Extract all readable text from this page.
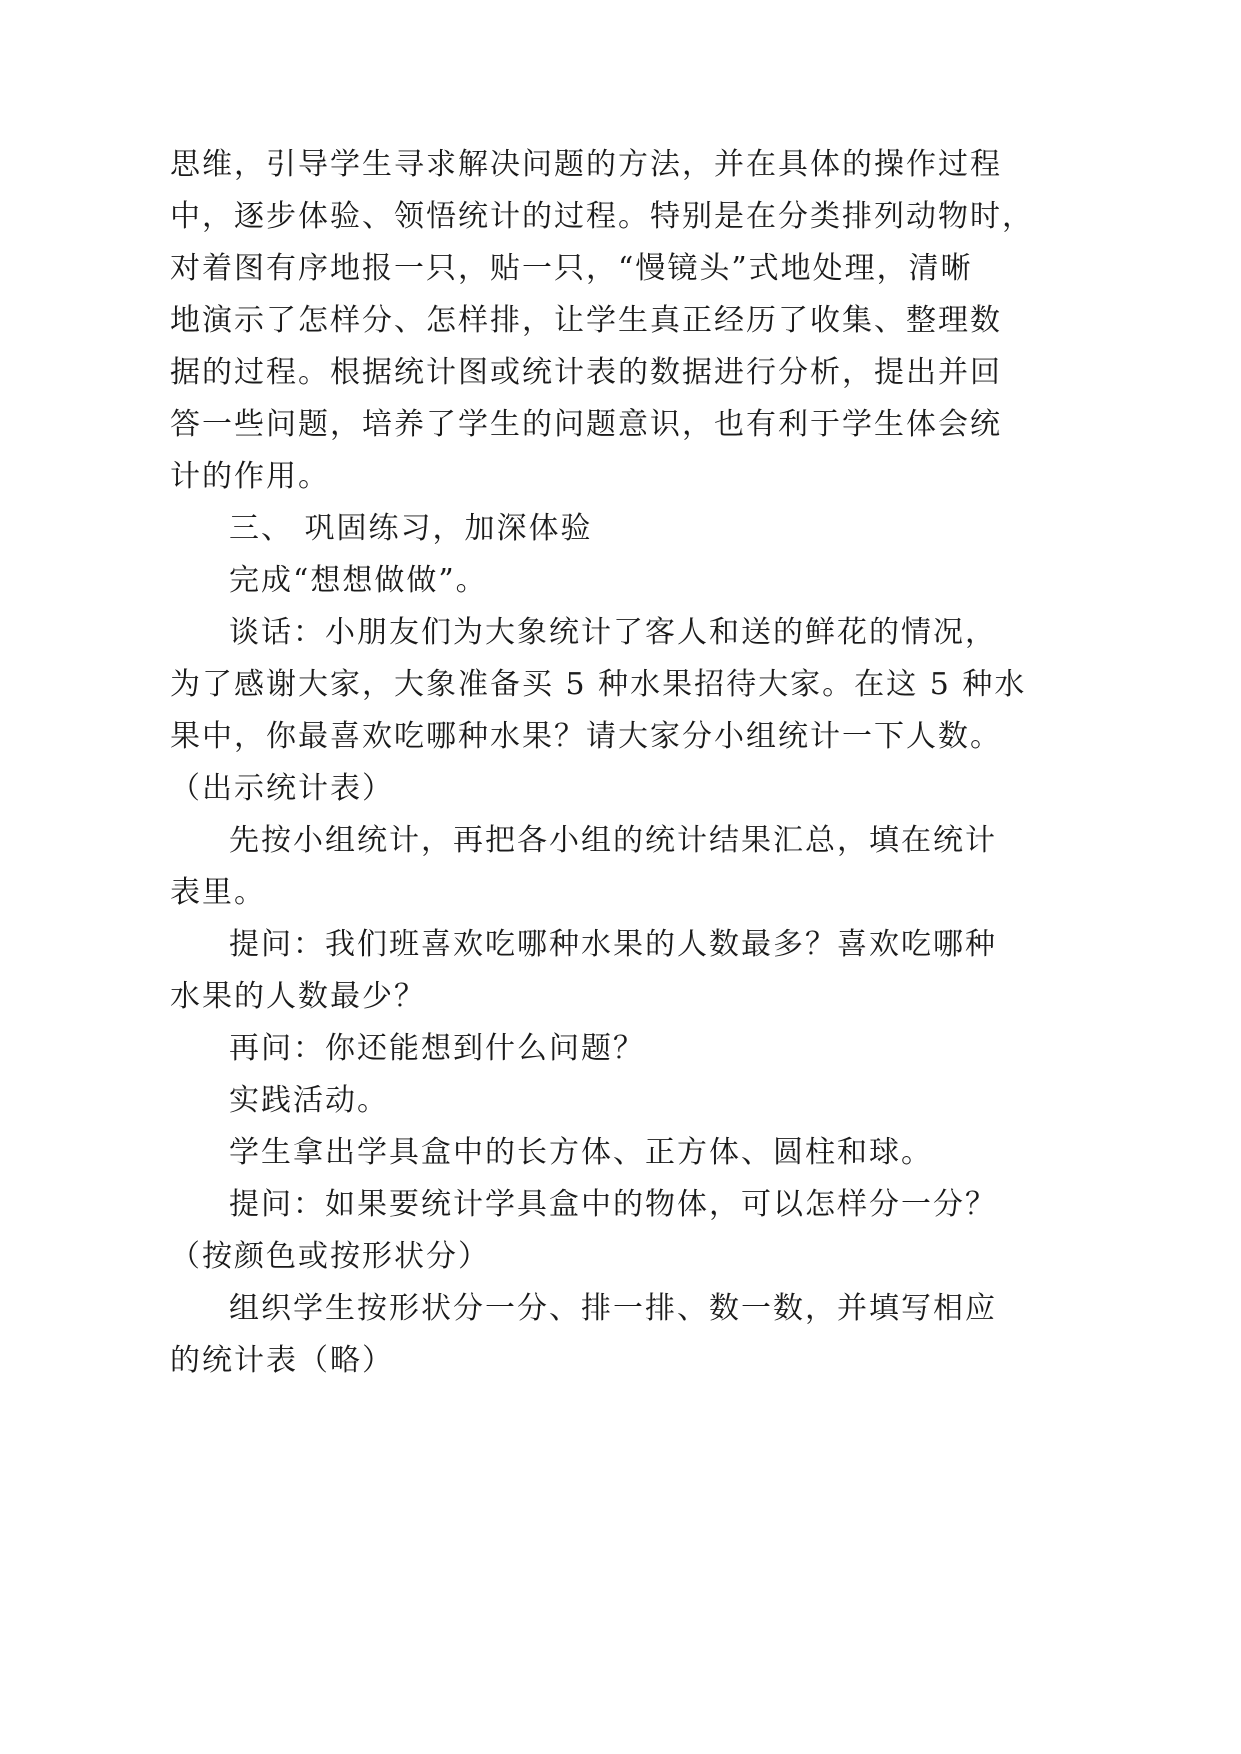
思维，引导学生寻求解决问题的方法，并在具体的操作过程
中，逐步体验、领悟统计的过程。特别是在分类排列动物时，
对着图有序地报一只，贴一只，“慢镜头”式地处理，清晰
地演示了怎样分、怎样排，让学生真正经历了收集、整理数
据的过程。根据统计图或统计表的数据进行分析，提出并回
答一些问题，培养了学生的问题意识，也有利于学生体会统
计的作用。
三、 巩固练习，加深体验
完成“想想做做”。
谈话：小朋友们为大象统计了客人和送的鲜花的情况，
为了感谢大家，大象准备买 5 种水果招待大家。在这 5 种水
果中，你最喜欢吃哪种水果？请大家分小组统计一下人数。
（出示统计表）
先按小组统计，再把各小组的统计结果汇总，填在统计
表里。
提问：我们班喜欢吃哪种水果的人数最多？喜欢吃哪种
水果的人数最少？
再问：你还能想到什么问题？
实践活动。
学生拿出学具盒中的长方体、正方体、圆柱和球。
提问：如果要统计学具盒中的物体，可以怎样分一分？
（按颜色或按形状分）
组织学生按形状分一分、排一排、数一数，并填写相应
的统计表（略）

* _Requirements_
Transcribe the whole listing exactly. Pictures stay out of your copy.

* _Answer for this exercise_
Extract all readable text from this page.
思维，引导学生寻求解决问题的方法，并在具体的操作过程
中，逐步体验、领悟统计的过程。特别是在分类排列动物时，
对着图有序地报一只，贴一只，“慢镜头”式地处理，清晰
地演示了怎样分、怎样排，让学生真正经历了收集、整理数
据的过程。根据统计图或统计表的数据进行分析，提出并回
答一些问题，培养了学生的问题意识，也有利于学生体会统
计的作用。
三、 巩固练习，加深体验
完成“想想做做”。
谈话：小朋友们为大象统计了客人和送的鲜花的情况，
为了感谢大家，大象准备买 5 种水果招待大家。在这 5 种水
果中，你最喜欢吃哪种水果？请大家分小组统计一下人数。
（出示统计表）
先按小组统计，再把各小组的统计结果汇总，填在统计
表里。
提问：我们班喜欢吃哪种水果的人数最多？喜欢吃哪种
水果的人数最少？
再问：你还能想到什么问题？
实践活动。
学生拿出学具盒中的长方体、正方体、圆柱和球。
提问：如果要统计学具盒中的物体，可以怎样分一分？
（按颜色或按形状分）
组织学生按形状分一分、排一排、数一数，并填写相应
的统计表（略）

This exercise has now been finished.